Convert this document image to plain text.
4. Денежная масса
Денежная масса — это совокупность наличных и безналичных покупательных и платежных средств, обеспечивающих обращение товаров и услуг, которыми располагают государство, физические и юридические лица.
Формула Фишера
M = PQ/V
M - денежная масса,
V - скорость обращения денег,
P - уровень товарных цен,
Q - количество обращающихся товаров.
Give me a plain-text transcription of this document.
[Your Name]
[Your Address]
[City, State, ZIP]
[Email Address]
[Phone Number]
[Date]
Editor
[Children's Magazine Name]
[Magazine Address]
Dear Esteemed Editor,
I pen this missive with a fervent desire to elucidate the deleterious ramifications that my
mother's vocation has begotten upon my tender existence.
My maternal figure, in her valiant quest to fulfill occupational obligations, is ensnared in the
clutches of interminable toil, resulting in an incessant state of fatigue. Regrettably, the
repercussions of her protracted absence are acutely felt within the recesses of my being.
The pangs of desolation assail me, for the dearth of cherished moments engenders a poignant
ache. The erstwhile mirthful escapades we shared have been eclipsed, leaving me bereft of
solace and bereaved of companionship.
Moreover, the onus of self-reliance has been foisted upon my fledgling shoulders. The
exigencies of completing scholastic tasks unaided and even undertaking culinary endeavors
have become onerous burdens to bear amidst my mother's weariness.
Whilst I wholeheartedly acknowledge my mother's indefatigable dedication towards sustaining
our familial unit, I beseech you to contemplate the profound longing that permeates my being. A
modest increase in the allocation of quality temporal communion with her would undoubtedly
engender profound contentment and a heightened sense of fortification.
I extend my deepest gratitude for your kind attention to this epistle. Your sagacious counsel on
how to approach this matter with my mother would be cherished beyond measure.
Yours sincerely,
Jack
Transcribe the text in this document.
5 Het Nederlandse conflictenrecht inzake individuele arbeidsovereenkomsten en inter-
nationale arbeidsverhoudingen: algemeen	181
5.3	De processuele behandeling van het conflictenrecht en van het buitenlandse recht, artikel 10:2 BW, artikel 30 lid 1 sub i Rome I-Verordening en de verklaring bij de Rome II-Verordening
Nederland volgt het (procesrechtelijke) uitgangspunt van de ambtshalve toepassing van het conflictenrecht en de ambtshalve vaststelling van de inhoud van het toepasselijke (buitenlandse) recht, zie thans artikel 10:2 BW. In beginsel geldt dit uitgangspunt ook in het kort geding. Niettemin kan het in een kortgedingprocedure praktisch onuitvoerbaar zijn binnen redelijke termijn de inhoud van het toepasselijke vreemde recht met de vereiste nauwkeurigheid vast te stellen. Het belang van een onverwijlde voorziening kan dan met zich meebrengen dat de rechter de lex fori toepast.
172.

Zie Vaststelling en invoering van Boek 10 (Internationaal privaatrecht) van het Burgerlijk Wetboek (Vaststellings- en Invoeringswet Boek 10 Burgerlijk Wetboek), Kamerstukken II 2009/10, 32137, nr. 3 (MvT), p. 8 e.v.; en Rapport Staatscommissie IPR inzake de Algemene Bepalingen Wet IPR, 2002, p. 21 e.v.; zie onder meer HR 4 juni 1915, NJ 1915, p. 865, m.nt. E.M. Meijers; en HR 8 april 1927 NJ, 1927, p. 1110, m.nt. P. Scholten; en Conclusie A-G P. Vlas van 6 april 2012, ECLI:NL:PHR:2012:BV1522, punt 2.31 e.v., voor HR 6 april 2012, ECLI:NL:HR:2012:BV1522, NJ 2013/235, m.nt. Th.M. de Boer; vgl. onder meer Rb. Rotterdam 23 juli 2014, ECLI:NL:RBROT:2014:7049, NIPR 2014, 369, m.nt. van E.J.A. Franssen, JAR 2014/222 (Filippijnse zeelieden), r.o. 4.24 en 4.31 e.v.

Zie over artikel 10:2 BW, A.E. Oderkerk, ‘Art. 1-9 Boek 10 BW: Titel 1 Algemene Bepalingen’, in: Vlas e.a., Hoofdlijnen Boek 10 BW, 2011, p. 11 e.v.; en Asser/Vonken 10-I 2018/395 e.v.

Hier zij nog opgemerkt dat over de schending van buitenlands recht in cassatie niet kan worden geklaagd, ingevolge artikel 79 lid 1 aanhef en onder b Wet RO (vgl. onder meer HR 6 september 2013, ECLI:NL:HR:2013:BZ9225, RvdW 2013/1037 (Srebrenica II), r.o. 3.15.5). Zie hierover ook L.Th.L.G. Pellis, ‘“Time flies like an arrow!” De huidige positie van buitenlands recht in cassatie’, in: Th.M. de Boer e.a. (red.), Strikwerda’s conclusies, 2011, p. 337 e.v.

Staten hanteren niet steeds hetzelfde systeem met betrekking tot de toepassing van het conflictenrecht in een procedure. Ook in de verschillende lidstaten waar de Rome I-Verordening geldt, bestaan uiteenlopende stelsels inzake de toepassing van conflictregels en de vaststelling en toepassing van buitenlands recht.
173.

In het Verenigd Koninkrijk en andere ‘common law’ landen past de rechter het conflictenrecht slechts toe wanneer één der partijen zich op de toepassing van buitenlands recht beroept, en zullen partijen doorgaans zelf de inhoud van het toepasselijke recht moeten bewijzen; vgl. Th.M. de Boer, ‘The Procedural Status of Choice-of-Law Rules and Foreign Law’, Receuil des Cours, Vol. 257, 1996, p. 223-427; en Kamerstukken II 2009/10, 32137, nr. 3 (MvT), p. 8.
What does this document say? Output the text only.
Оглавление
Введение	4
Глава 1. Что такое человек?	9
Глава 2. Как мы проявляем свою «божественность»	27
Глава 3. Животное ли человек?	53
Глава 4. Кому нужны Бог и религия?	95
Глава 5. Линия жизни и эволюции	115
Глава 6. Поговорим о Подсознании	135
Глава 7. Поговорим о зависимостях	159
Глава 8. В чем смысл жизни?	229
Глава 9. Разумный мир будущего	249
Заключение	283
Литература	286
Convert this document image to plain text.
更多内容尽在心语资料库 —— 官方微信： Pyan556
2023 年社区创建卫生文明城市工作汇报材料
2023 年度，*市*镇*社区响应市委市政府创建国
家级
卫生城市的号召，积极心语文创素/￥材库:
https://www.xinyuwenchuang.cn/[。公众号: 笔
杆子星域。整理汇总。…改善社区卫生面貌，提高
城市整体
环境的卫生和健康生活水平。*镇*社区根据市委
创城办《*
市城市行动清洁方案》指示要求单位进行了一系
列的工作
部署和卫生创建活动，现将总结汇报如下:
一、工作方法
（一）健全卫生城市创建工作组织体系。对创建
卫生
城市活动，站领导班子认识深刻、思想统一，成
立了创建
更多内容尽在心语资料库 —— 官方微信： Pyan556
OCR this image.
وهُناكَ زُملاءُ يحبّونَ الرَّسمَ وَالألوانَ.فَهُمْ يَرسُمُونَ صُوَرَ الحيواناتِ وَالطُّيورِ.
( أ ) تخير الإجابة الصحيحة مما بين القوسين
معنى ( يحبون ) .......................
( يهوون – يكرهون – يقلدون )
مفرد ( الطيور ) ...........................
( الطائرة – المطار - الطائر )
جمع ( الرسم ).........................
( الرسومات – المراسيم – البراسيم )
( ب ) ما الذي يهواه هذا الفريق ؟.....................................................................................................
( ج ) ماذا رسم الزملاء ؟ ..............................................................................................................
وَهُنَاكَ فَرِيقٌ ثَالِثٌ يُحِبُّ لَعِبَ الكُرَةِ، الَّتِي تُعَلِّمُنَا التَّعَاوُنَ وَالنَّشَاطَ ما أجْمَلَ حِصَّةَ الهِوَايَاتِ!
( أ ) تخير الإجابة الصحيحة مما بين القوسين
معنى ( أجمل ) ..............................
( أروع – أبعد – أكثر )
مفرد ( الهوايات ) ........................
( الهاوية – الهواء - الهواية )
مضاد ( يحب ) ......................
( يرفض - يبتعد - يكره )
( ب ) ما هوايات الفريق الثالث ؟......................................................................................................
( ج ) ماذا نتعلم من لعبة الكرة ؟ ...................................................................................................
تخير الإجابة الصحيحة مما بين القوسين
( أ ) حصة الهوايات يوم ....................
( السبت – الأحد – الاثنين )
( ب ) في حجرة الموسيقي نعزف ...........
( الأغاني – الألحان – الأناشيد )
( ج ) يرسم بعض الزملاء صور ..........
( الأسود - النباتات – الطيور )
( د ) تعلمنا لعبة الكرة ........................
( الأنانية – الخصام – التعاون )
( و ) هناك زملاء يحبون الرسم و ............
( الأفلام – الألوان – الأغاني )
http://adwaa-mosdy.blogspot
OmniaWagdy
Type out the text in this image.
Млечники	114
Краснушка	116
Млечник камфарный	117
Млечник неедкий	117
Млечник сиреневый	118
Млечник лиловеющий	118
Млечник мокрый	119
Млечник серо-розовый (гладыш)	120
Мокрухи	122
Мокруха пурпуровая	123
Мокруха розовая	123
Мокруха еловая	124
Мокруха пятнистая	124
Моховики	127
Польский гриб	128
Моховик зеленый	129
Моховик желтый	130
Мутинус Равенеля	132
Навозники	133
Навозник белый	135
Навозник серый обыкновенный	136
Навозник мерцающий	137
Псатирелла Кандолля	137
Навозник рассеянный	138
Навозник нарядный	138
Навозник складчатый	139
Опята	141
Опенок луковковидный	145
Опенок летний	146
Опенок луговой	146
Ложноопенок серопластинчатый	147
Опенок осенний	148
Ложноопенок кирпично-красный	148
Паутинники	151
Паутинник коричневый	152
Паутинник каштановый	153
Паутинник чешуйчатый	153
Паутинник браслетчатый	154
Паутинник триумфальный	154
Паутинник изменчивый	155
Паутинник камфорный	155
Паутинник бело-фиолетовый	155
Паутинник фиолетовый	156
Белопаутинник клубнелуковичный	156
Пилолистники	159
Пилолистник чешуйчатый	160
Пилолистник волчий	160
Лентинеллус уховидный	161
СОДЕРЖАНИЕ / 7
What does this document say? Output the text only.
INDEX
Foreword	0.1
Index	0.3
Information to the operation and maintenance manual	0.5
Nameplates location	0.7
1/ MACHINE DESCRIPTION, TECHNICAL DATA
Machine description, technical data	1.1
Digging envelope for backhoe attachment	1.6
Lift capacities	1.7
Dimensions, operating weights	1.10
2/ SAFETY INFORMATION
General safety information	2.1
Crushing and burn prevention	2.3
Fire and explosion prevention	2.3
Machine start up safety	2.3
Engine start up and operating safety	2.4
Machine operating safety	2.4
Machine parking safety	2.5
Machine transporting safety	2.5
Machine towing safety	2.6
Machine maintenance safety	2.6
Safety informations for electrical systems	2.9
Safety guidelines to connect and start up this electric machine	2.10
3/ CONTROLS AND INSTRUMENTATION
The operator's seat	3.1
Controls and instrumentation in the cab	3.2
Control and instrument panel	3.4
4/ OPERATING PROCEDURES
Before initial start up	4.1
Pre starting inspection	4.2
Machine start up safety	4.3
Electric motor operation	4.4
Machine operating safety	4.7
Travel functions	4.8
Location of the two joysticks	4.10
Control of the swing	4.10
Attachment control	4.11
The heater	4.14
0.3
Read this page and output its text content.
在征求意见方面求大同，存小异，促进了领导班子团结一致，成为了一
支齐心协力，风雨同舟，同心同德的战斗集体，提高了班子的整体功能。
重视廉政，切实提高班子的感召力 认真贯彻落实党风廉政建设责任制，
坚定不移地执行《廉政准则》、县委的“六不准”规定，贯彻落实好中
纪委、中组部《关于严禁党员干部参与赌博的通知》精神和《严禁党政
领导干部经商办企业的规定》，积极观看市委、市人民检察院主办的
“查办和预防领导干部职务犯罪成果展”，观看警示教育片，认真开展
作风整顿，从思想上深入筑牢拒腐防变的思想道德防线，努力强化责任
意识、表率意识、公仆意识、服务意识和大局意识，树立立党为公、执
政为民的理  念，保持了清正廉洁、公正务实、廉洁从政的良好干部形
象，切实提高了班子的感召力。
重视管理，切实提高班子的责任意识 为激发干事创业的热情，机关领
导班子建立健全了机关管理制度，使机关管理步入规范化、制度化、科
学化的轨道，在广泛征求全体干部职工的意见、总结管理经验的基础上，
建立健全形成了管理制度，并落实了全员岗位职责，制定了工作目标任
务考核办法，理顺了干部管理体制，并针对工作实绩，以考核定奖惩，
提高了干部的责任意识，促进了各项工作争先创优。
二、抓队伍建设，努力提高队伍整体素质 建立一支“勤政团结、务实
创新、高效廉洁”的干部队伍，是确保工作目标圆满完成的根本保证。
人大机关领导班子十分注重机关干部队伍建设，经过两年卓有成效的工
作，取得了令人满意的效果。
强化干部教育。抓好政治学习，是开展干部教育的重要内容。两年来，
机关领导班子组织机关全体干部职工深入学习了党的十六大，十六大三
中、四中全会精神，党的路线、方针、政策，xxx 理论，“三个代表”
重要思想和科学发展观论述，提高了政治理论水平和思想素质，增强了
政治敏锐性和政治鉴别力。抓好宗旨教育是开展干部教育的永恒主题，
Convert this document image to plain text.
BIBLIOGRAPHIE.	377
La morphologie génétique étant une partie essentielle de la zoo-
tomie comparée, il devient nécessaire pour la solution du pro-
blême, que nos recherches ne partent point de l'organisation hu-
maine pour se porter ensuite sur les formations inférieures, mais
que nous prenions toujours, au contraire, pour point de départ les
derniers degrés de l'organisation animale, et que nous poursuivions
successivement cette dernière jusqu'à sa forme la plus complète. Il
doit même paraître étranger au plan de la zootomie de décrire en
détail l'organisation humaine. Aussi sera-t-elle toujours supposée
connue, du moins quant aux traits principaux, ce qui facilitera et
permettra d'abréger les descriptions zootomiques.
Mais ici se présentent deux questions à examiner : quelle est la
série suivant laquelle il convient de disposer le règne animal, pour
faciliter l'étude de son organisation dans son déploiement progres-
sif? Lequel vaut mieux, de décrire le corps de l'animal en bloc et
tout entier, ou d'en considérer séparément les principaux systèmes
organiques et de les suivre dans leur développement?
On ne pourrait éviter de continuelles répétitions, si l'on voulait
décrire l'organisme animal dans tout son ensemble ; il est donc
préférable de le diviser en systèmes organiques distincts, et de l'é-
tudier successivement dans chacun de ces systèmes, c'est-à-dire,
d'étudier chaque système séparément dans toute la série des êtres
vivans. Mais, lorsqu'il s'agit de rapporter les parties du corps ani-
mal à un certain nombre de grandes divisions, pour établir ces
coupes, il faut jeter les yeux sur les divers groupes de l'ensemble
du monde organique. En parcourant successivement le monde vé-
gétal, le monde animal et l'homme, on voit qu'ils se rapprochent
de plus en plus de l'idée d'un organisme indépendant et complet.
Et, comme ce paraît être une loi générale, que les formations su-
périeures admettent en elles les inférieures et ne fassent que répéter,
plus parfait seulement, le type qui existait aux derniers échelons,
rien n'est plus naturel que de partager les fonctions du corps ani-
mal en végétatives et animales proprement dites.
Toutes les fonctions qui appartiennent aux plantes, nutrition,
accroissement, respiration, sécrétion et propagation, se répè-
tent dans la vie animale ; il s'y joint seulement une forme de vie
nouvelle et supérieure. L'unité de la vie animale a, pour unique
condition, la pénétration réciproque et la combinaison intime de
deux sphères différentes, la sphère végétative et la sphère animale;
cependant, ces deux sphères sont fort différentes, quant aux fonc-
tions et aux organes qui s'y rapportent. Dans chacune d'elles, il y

## STATED PROBLEM
Every line of the listing that holds "inzake" should be found and copied.

## FINAL RESULT
5 Het Nederlandse conflictenrecht inzake individuele arbeidsovereenkomsten en inter-
Zie Vaststelling en invoering van Boek 10 (Internationaal privaatrecht) van het Burgerlijk Wetboek (Vaststellings- en Invoeringswet Boek 10 Burgerlijk Wetboek), Kamerstukken II 2009/10, 32137, nr. 3 (MvT), p. 8 e.v.; en Rapport Staatscommissie IPR inzake de Algemene Bepalingen Wet IPR, 2002, p. 21 e.v.; zie onder meer HR 4 juni 1915, NJ 1915, p. 865, m.nt. E.M. Meijers; en HR 8 april 1927 NJ, 1927, p. 1110, m.nt. P. Scholten; en Conclusie A-G P. Vlas van 6 april 2012, ECLI:NL:PHR:2012:BV1522, punt 2.31 e.v., voor HR 6 april 2012, ECLI:NL:HR:2012:BV1522, NJ 2013/235, m.nt. Th.M. de Boer; vgl. onder meer Rb. Rotterdam 23 juli 2014, ECLI:NL:RBROT:2014:7049, NIPR 2014, 369, m.nt. van E.J.A. Franssen, JAR 2014/222 (Filippijnse zeelieden), r.o. 4.24 en 4.31 e.v.
Staten hanteren niet steeds hetzelfde systeem met betrekking tot de toepassing van het conflictenrecht in een procedure. Ook in de verschillende lidstaten waar de Rome I-Verordening geldt, bestaan uiteenlopende stelsels inzake de toepassing van conflictregels en de vaststelling en toepassing van buitenlands recht.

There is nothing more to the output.